■ **EXERCISE**
Spot each line that carries the word "彩霸王五点来料"; copy those lines.

■ **TASK MATERIAL**
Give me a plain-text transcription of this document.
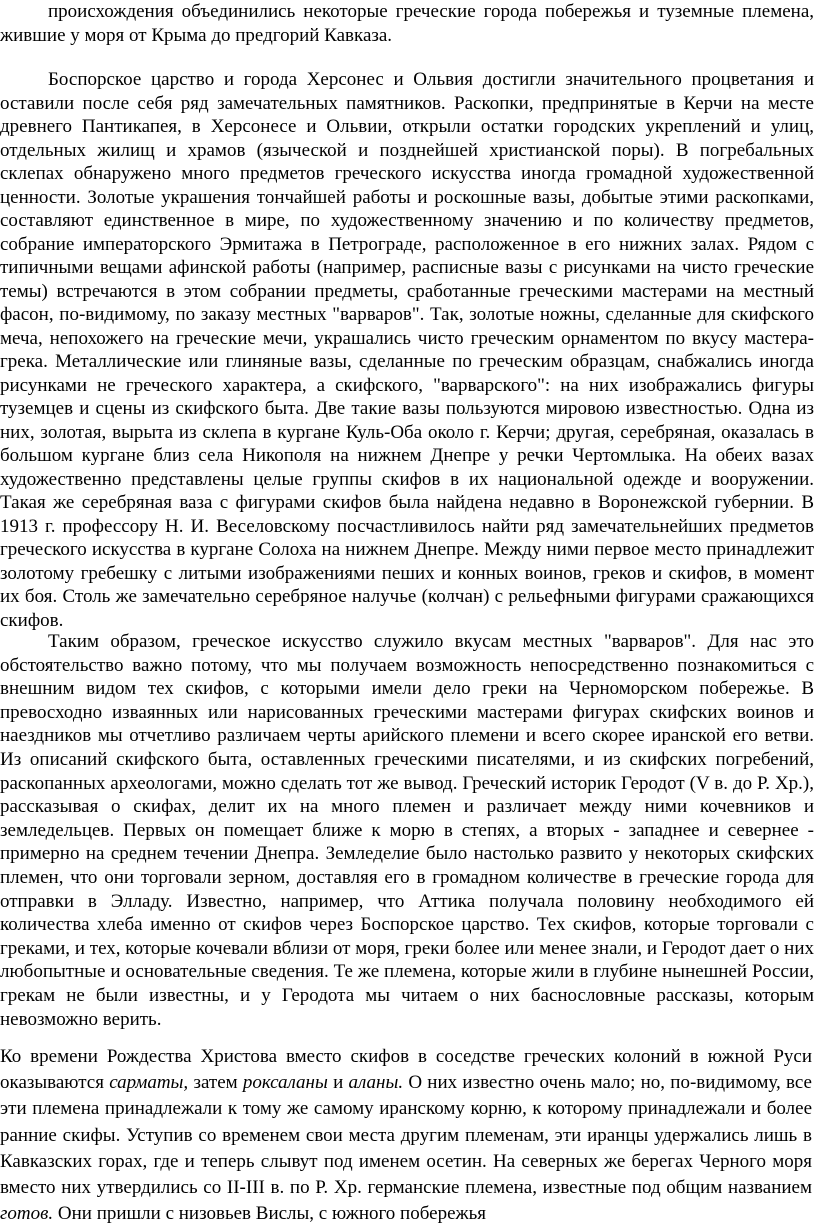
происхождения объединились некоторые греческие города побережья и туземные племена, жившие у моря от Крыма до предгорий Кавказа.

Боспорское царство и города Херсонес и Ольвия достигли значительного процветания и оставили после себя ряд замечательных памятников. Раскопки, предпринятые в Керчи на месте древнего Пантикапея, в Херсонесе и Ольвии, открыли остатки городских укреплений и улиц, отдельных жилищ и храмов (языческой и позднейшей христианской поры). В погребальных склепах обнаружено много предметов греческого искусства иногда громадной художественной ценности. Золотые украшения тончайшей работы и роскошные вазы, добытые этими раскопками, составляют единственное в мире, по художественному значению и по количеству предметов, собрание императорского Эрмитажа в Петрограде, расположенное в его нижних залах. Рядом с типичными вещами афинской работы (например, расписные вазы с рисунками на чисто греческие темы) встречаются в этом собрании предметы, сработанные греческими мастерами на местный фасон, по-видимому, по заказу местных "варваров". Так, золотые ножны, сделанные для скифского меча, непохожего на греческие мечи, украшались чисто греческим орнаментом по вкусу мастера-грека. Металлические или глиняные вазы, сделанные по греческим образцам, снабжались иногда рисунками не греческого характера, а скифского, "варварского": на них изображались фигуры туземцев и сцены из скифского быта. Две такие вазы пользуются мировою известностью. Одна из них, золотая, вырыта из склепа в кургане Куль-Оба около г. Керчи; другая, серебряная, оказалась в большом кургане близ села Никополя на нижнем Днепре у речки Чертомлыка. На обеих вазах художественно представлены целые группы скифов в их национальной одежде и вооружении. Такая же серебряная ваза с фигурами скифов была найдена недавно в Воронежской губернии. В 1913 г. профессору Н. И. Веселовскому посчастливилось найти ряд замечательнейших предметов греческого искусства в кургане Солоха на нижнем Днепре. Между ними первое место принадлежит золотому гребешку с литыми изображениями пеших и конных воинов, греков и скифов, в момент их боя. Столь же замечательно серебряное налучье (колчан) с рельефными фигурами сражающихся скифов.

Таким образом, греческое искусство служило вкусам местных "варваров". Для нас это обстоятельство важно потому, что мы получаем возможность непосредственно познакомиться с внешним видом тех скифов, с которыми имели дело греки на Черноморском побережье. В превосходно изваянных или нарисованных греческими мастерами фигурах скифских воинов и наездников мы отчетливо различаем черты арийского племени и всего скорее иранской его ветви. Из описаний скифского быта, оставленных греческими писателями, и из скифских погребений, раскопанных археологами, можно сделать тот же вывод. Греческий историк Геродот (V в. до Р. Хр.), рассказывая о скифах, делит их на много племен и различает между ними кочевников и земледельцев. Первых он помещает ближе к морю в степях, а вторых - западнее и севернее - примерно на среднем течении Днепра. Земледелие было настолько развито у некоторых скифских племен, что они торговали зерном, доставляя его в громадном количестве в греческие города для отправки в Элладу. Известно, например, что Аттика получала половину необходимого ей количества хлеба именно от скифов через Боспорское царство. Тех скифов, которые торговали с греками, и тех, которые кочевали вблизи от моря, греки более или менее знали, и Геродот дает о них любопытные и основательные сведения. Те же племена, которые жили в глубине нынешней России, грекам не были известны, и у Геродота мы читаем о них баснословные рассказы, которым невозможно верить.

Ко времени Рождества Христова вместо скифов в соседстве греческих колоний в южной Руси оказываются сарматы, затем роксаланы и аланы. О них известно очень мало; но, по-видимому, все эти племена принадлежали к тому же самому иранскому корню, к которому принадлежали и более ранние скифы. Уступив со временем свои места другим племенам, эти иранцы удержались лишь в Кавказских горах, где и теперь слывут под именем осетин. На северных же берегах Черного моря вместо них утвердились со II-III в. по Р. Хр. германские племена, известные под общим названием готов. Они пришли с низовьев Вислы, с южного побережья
---
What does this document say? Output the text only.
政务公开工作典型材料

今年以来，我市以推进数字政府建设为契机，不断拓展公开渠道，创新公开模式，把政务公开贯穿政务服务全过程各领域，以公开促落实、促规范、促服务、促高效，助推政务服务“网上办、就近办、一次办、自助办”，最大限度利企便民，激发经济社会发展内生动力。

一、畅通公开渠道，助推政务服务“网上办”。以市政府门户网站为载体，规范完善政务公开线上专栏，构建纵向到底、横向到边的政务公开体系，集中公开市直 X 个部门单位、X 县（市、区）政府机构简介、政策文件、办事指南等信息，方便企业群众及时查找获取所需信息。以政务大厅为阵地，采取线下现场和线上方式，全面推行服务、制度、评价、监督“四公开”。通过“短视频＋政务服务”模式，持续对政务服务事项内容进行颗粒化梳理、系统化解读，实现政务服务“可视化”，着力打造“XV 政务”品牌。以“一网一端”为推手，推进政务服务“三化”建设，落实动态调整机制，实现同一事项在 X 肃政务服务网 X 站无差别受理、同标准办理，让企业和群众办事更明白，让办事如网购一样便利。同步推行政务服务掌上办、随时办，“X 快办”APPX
--
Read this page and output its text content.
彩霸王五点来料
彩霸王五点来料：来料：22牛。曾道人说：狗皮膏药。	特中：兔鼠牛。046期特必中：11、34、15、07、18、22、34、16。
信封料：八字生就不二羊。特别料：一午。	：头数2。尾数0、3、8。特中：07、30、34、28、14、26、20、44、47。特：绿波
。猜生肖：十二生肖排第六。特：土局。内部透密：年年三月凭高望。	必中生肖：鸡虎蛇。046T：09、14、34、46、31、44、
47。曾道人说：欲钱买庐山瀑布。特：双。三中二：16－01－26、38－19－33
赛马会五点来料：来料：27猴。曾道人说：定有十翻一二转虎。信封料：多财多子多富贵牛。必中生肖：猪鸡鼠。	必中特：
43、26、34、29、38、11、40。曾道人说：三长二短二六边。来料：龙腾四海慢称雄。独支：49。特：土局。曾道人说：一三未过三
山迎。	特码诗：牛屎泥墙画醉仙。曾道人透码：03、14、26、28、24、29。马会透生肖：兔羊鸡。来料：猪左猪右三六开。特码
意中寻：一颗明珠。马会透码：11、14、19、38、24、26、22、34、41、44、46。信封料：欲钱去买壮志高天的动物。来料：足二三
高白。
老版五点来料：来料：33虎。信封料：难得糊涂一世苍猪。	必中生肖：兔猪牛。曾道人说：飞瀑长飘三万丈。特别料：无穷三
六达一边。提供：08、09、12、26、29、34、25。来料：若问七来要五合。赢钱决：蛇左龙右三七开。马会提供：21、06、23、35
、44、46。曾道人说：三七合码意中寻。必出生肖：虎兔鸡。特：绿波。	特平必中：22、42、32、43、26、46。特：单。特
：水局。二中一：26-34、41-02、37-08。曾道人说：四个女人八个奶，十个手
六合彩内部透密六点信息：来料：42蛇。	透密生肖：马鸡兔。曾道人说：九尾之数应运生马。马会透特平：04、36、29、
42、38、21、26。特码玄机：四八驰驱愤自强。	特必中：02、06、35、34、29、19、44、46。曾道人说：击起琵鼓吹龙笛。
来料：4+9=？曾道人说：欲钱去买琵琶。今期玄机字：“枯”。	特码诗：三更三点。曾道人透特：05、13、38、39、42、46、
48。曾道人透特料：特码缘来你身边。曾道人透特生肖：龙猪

■ **THE COMPLETED TASK**
彩霸王五点来料
彩霸王五点来料：来料：22牛。曾道人说：狗皮膏药。	特中：兔鼠牛。046期特必中：11、34、15、07、18、22、34、16。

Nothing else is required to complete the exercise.